All of the entries must be reproduced exactly, with no images carried over.
○ ○ ○ ○
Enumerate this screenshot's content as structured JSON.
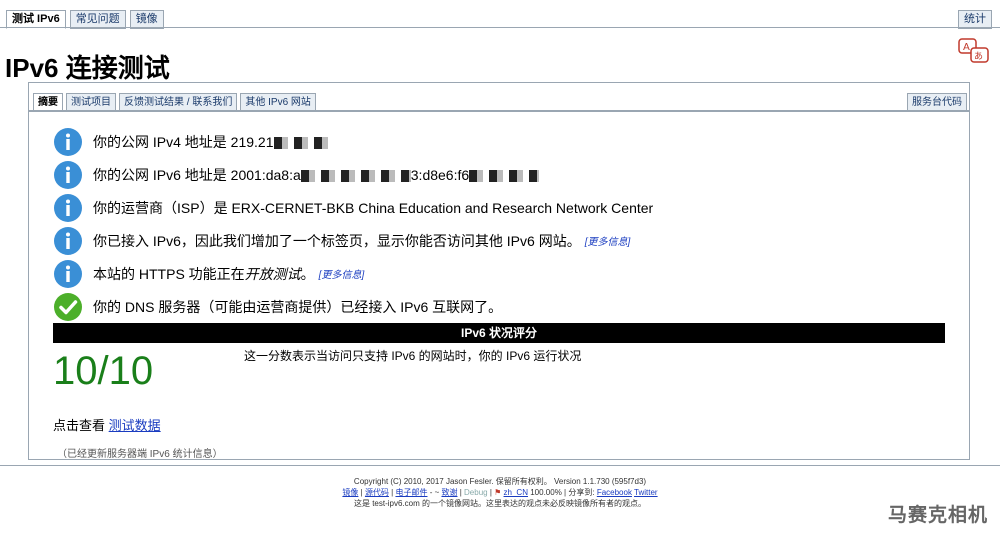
{
  "top_tabs": [
    "测试 IPv6",
    "常见问题",
    "镜像"
  ],
  "stats_tab": "统计",
  "title": "IPv6 连接测试",
  "sub_tabs": [
    "摘要",
    "测试项目",
    "反馈测试结果 / 联系我们",
    "其他 IPv6 网站"
  ],
  "helpdesk_tab": "服务台代码",
  "rows": [
    {
      "icon": "info-icon",
      "text": "你的公网 IPv4 地址是 219.21"
    },
    {
      "icon": "info-icon",
      "text": "你的公网 IPv6 地址是 2001:da8:a"
    },
    {
      "icon": "info-icon",
      "text": "你的运营商（ISP）是 ERX-CERNET-BKB China Education and Research Network Center"
    },
    {
      "icon": "info-icon",
      "text": "你已接入 IPv6，因此我们增加了一个标签页，显示你能否访问其他 IPv6 网站。",
      "more": "[更多信息]"
    },
    {
      "icon": "info-icon",
      "text": "本站的 HTTPS 功能正在",
      "em": "开放测试",
      "tail": "。",
      "more": "[更多信息]"
    },
    {
      "icon": "check-icon",
      "text": "你的 DNS 服务器（可能由运营商提供）已经接入 IPv6 互联网了。"
    }
  ],
  "ipv6_mid": "3:d8e6:f6",
  "score_header": "IPv6 状况评分",
  "score": "10/10",
  "score_desc": "这一分数表示当访问只支持 IPv6 的网站时，你的 IPv6 运行状况",
  "view_label": "点击查看",
  "view_link": "测试数据",
  "note": "（已经更新服务器端 IPv6 统计信息）",
  "footer": {
    "line1": "Copyright (C) 2010, 2017 Jason Fesler. 保留所有权利。 Version 1.1.730 (595f7d3)",
    "links": [
      "镜像",
      "源代码",
      "电子邮件",
      "致谢",
      "Debug",
      "zh_CN",
      "Facebook",
      "Twitter"
    ],
    "percent": "100.00%",
    "share": "分享到:",
    "line3": "这是 test-ipv6.com 的一个镜像网站。这里表达的观点未必反映镜像所有者的观点。"
  },
  "watermark": "马赛克相机",
  "colors": {
    "score": "#1a7f1a",
    "info": "#3a8fd6",
    "check": "#4caf2a"
  }
}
○ ○ ○ ○
**TASK RESULT**:
Enumerate this screenshot's content as structured JSON.
{
  "top_tabs": [
    "测试 IPv6",
    "常见问题",
    "镜像"
  ],
  "stats_tab": "统计",
  "title": "IPv6 连接测试",
  "sub_tabs": [
    "摘要",
    "测试项目",
    "反馈测试结果 / 联系我们",
    "其他 IPv6 网站"
  ],
  "helpdesk_tab": "服务台代码",
  "rows": [
    {
      "icon": "info-icon",
      "text": "你的公网 IPv4 地址是 219.21"
    },
    {
      "icon": "info-icon",
      "text": "你的公网 IPv6 地址是 2001:da8:a"
    },
    {
      "icon": "info-icon",
      "text": "你的运营商（ISP）是 ERX-CERNET-BKB China Education and Research Network Center"
    },
    {
      "icon": "info-icon",
      "text": "你已接入 IPv6，因此我们增加了一个标签页，显示你能否访问其他 IPv6 网站。",
      "more": "[更多信息]"
    },
    {
      "icon": "info-icon",
      "text": "本站的 HTTPS 功能正在",
      "em": "开放测试",
      "tail": "。",
      "more": "[更多信息]"
    },
    {
      "icon": "check-icon",
      "text": "你的 DNS 服务器（可能由运营商提供）已经接入 IPv6 互联网了。"
    }
  ],
  "ipv6_mid": "3:d8e6:f6",
  "score_header": "IPv6 状况评分",
  "score": "10/10",
  "score_desc": "这一分数表示当访问只支持 IPv6 的网站时，你的 IPv6 运行状况",
  "view_label": "点击查看",
  "view_link": "测试数据",
  "note": "（已经更新服务器端 IPv6 统计信息）",
  "footer": {
    "line1": "Copyright (C) 2010, 2017 Jason Fesler. 保留所有权利。 Version 1.1.730 (595f7d3)",
    "links": [
      "镜像",
      "源代码",
      "电子邮件",
      "致谢",
      "Debug",
      "zh_CN",
      "Facebook",
      "Twitter"
    ],
    "percent": "100.00%",
    "share": "分享到:",
    "line3": "这是 test-ipv6.com 的一个镜像网站。这里表达的观点未必反映镜像所有者的观点。"
  },
  "watermark": "马赛克相机",
  "colors": {
    "score": "#1a7f1a",
    "info": "#3a8fd6",
    "check": "#4caf2a"
  }
}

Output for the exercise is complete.